**WORK REQUIRED:** Word for word, give the material below again, minus any images.
[Start of PROVIDED RECORDS]
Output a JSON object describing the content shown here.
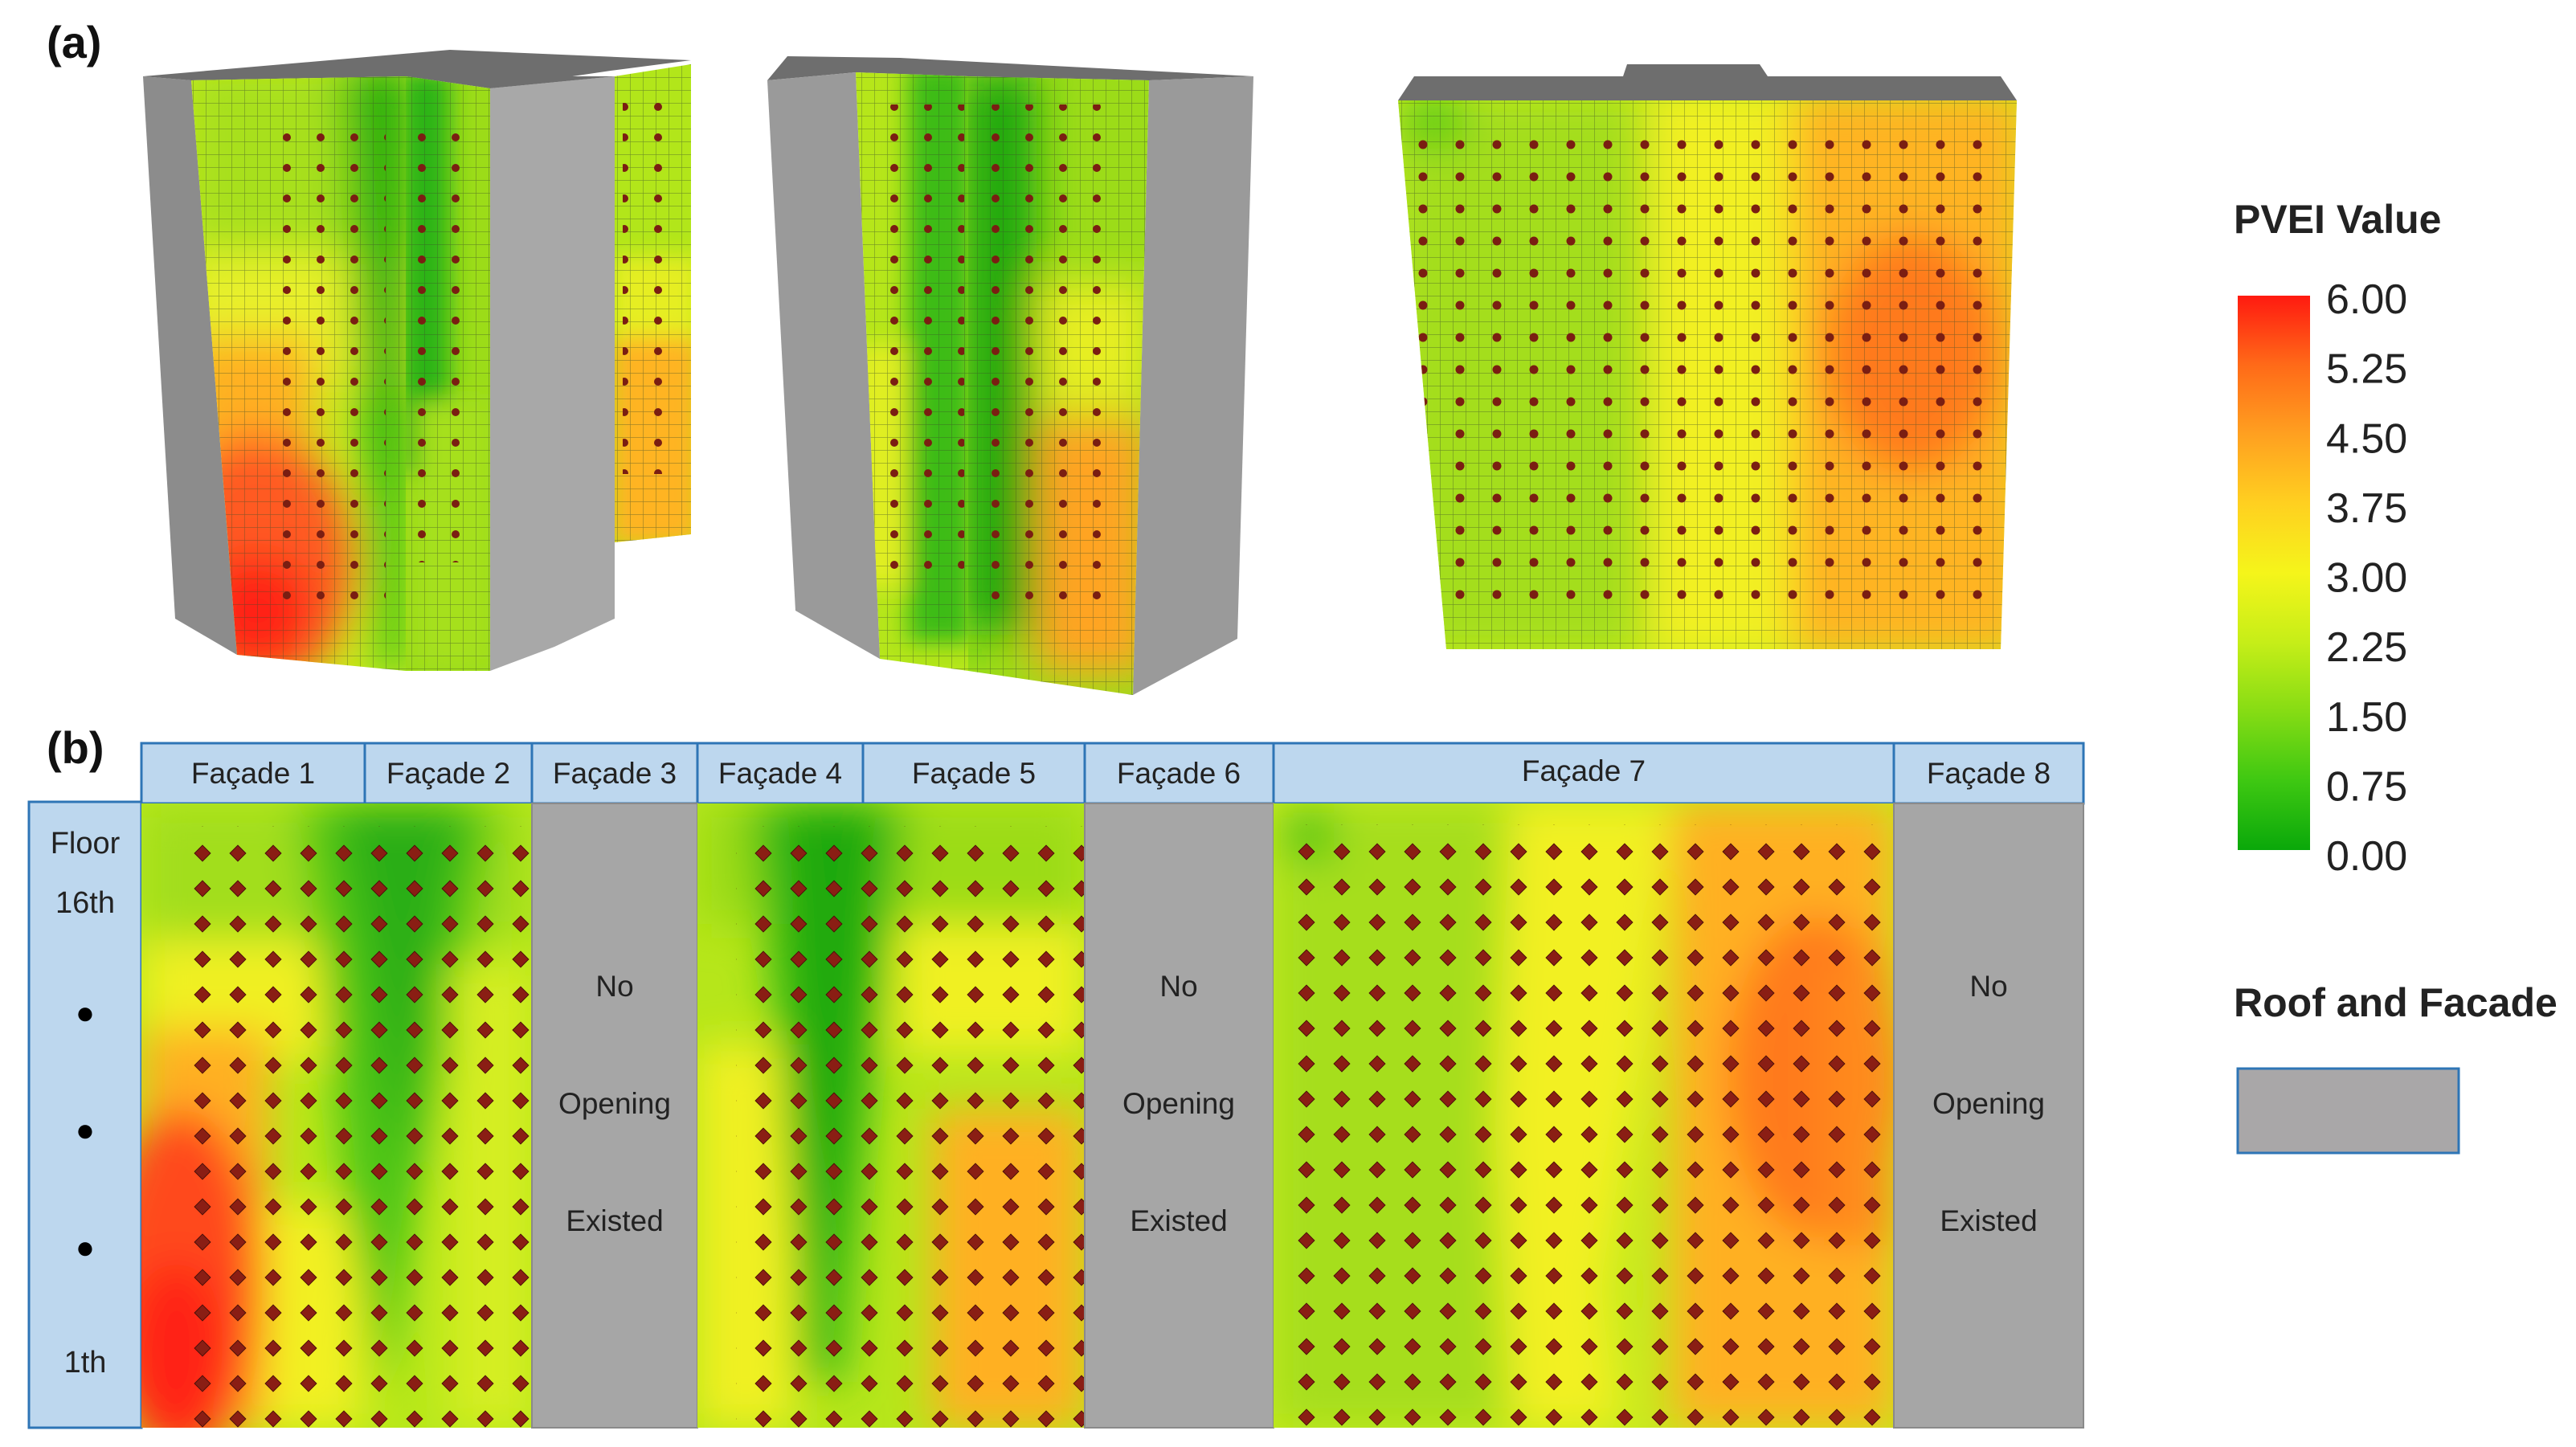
{
  "panel_a_label": "(a)",
  "panel_b_label": "(b)",
  "legend": {
    "title": "PVEI Value",
    "ticks": [
      "6.00",
      "5.25",
      "4.50",
      "3.75",
      "3.00",
      "2.25",
      "1.50",
      "0.75",
      "0.00"
    ],
    "gradient_colors": [
      "#ff1a10",
      "#ff6a18",
      "#ffa020",
      "#ffd020",
      "#f5f51a",
      "#c6ee18",
      "#86dc14",
      "#3ec812",
      "#0aa80a"
    ],
    "surface_label": "Roof and Facade",
    "surface_color": "#a9a7a8"
  },
  "facade_headers": [
    "Façade 1",
    "Façade 2",
    "Façade 3",
    "Façade 4",
    "Façade 5",
    "Façade 6",
    "Façade 7",
    "Façade 8"
  ],
  "floor_axis": {
    "top_label": "Floor",
    "top_floor": "16th",
    "bottom_floor": "1th",
    "dots": [
      "●",
      "●",
      "●"
    ]
  },
  "no_opening_text": [
    "No",
    "Opening",
    "Existed"
  ],
  "colors": {
    "header_bg": "#bdd7ee",
    "header_border": "#2e75b6",
    "facade_gray": "#a6a6a6",
    "marker": "#7a1e12"
  }
}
[End of PROVIDED RECORDS]
**SOLUTION TO THE EXERCISE:**
Output a JSON object describing the content shown here.
{
  "panel_a_label": "(a)",
  "panel_b_label": "(b)",
  "legend": {
    "title": "PVEI Value",
    "ticks": [
      "6.00",
      "5.25",
      "4.50",
      "3.75",
      "3.00",
      "2.25",
      "1.50",
      "0.75",
      "0.00"
    ],
    "gradient_colors": [
      "#ff1a10",
      "#ff6a18",
      "#ffa020",
      "#ffd020",
      "#f5f51a",
      "#c6ee18",
      "#86dc14",
      "#3ec812",
      "#0aa80a"
    ],
    "surface_label": "Roof and Facade",
    "surface_color": "#a9a7a8"
  },
  "facade_headers": [
    "Façade 1",
    "Façade 2",
    "Façade 3",
    "Façade 4",
    "Façade 5",
    "Façade 6",
    "Façade 7",
    "Façade 8"
  ],
  "floor_axis": {
    "top_label": "Floor",
    "top_floor": "16th",
    "bottom_floor": "1th",
    "dots": [
      "●",
      "●",
      "●"
    ]
  },
  "no_opening_text": [
    "No",
    "Opening",
    "Existed"
  ],
  "colors": {
    "header_bg": "#bdd7ee",
    "header_border": "#2e75b6",
    "facade_gray": "#a6a6a6",
    "marker": "#7a1e12"
  }
}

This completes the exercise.